EXERCISE DATA:
———

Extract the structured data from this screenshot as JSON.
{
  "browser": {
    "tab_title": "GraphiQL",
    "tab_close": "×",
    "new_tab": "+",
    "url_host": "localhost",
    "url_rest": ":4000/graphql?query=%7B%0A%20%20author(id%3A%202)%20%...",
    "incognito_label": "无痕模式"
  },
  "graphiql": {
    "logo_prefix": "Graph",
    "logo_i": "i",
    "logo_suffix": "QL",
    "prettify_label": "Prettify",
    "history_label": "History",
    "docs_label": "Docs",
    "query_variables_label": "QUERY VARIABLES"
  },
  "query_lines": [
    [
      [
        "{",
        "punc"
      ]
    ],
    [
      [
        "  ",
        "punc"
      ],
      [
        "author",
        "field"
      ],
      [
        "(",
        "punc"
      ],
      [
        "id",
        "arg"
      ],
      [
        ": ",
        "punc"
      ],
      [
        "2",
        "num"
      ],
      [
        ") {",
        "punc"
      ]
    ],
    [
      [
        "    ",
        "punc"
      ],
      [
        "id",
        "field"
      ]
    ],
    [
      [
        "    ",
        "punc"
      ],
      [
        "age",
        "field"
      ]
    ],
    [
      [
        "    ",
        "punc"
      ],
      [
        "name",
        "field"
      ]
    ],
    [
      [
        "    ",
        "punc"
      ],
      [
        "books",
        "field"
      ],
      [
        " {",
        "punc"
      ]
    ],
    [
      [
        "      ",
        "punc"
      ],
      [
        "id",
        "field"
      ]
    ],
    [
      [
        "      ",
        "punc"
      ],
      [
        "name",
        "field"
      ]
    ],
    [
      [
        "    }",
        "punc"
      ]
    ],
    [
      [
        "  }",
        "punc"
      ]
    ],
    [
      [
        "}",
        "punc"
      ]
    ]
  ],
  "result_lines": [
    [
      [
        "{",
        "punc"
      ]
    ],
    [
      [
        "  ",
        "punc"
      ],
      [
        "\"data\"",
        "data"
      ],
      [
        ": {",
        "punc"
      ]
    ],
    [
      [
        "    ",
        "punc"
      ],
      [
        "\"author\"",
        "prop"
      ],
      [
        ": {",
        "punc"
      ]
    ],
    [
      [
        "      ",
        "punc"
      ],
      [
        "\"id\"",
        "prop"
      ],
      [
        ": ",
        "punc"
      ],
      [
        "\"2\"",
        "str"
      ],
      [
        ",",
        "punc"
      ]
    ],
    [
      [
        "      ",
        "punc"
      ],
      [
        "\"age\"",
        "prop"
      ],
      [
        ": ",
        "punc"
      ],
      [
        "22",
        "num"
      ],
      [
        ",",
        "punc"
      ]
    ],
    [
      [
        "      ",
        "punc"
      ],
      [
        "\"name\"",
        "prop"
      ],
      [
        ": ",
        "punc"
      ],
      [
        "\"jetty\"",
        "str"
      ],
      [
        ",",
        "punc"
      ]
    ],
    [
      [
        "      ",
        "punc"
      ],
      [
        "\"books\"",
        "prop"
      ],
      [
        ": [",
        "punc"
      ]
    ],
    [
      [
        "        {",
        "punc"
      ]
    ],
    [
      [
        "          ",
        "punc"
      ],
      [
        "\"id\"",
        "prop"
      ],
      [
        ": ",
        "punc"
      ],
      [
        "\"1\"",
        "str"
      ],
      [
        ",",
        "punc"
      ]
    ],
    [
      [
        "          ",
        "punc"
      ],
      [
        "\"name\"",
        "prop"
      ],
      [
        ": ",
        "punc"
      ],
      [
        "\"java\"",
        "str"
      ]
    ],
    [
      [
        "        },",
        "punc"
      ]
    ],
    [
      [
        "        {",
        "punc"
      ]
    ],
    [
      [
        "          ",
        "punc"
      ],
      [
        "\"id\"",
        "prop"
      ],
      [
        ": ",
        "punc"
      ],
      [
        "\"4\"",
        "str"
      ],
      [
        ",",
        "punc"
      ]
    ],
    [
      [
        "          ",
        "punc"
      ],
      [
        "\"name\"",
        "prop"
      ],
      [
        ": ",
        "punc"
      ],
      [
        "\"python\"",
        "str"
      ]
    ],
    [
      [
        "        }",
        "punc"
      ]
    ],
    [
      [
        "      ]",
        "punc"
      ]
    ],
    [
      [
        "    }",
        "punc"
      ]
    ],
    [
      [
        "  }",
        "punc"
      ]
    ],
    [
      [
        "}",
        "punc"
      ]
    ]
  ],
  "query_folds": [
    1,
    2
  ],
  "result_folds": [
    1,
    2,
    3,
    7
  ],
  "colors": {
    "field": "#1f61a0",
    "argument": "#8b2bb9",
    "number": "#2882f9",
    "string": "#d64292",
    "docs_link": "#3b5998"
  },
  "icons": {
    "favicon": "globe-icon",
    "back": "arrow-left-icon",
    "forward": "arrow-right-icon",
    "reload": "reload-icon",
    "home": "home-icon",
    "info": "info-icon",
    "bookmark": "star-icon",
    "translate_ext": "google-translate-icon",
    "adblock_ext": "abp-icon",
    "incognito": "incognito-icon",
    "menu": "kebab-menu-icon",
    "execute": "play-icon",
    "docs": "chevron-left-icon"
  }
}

———

AIM: Write out the whole listing exactly.

TASK RESPONSE:
Extract the structured data from this screenshot as JSON.
{
  "browser": {
    "tab_title": "GraphiQL",
    "tab_close": "×",
    "new_tab": "+",
    "url_host": "localhost",
    "url_rest": ":4000/graphql?query=%7B%0A%20%20author(id%3A%202)%20%...",
    "incognito_label": "无痕模式"
  },
  "graphiql": {
    "logo_prefix": "Graph",
    "logo_i": "i",
    "logo_suffix": "QL",
    "prettify_label": "Prettify",
    "history_label": "History",
    "docs_label": "Docs",
    "query_variables_label": "QUERY VARIABLES"
  },
  "query_lines": [
    [
      [
        "{",
        "punc"
      ]
    ],
    [
      [
        "  ",
        "punc"
      ],
      [
        "author",
        "field"
      ],
      [
        "(",
        "punc"
      ],
      [
        "id",
        "arg"
      ],
      [
        ": ",
        "punc"
      ],
      [
        "2",
        "num"
      ],
      [
        ") {",
        "punc"
      ]
    ],
    [
      [
        "    ",
        "punc"
      ],
      [
        "id",
        "field"
      ]
    ],
    [
      [
        "    ",
        "punc"
      ],
      [
        "age",
        "field"
      ]
    ],
    [
      [
        "    ",
        "punc"
      ],
      [
        "name",
        "field"
      ]
    ],
    [
      [
        "    ",
        "punc"
      ],
      [
        "books",
        "field"
      ],
      [
        " {",
        "punc"
      ]
    ],
    [
      [
        "      ",
        "punc"
      ],
      [
        "id",
        "field"
      ]
    ],
    [
      [
        "      ",
        "punc"
      ],
      [
        "name",
        "field"
      ]
    ],
    [
      [
        "    }",
        "punc"
      ]
    ],
    [
      [
        "  }",
        "punc"
      ]
    ],
    [
      [
        "}",
        "punc"
      ]
    ]
  ],
  "result_lines": [
    [
      [
        "{",
        "punc"
      ]
    ],
    [
      [
        "  ",
        "punc"
      ],
      [
        "\"data\"",
        "data"
      ],
      [
        ": {",
        "punc"
      ]
    ],
    [
      [
        "    ",
        "punc"
      ],
      [
        "\"author\"",
        "prop"
      ],
      [
        ": {",
        "punc"
      ]
    ],
    [
      [
        "      ",
        "punc"
      ],
      [
        "\"id\"",
        "prop"
      ],
      [
        ": ",
        "punc"
      ],
      [
        "\"2\"",
        "str"
      ],
      [
        ",",
        "punc"
      ]
    ],
    [
      [
        "      ",
        "punc"
      ],
      [
        "\"age\"",
        "prop"
      ],
      [
        ": ",
        "punc"
      ],
      [
        "22",
        "num"
      ],
      [
        ",",
        "punc"
      ]
    ],
    [
      [
        "      ",
        "punc"
      ],
      [
        "\"name\"",
        "prop"
      ],
      [
        ": ",
        "punc"
      ],
      [
        "\"jetty\"",
        "str"
      ],
      [
        ",",
        "punc"
      ]
    ],
    [
      [
        "      ",
        "punc"
      ],
      [
        "\"books\"",
        "prop"
      ],
      [
        ": [",
        "punc"
      ]
    ],
    [
      [
        "        {",
        "punc"
      ]
    ],
    [
      [
        "          ",
        "punc"
      ],
      [
        "\"id\"",
        "prop"
      ],
      [
        ": ",
        "punc"
      ],
      [
        "\"1\"",
        "str"
      ],
      [
        ",",
        "punc"
      ]
    ],
    [
      [
        "          ",
        "punc"
      ],
      [
        "\"name\"",
        "prop"
      ],
      [
        ": ",
        "punc"
      ],
      [
        "\"java\"",
        "str"
      ]
    ],
    [
      [
        "        },",
        "punc"
      ]
    ],
    [
      [
        "        {",
        "punc"
      ]
    ],
    [
      [
        "          ",
        "punc"
      ],
      [
        "\"id\"",
        "prop"
      ],
      [
        ": ",
        "punc"
      ],
      [
        "\"4\"",
        "str"
      ],
      [
        ",",
        "punc"
      ]
    ],
    [
      [
        "          ",
        "punc"
      ],
      [
        "\"name\"",
        "prop"
      ],
      [
        ": ",
        "punc"
      ],
      [
        "\"python\"",
        "str"
      ]
    ],
    [
      [
        "        }",
        "punc"
      ]
    ],
    [
      [
        "      ]",
        "punc"
      ]
    ],
    [
      [
        "    }",
        "punc"
      ]
    ],
    [
      [
        "  }",
        "punc"
      ]
    ],
    [
      [
        "}",
        "punc"
      ]
    ]
  ],
  "query_folds": [
    1,
    2
  ],
  "result_folds": [
    1,
    2,
    3,
    7
  ],
  "colors": {
    "field": "#1f61a0",
    "argument": "#8b2bb9",
    "number": "#2882f9",
    "string": "#d64292",
    "docs_link": "#3b5998"
  },
  "icons": {
    "favicon": "globe-icon",
    "back": "arrow-left-icon",
    "forward": "arrow-right-icon",
    "reload": "reload-icon",
    "home": "home-icon",
    "info": "info-icon",
    "bookmark": "star-icon",
    "translate_ext": "google-translate-icon",
    "adblock_ext": "abp-icon",
    "incognito": "incognito-icon",
    "menu": "kebab-menu-icon",
    "execute": "play-icon",
    "docs": "chevron-left-icon"
  }
}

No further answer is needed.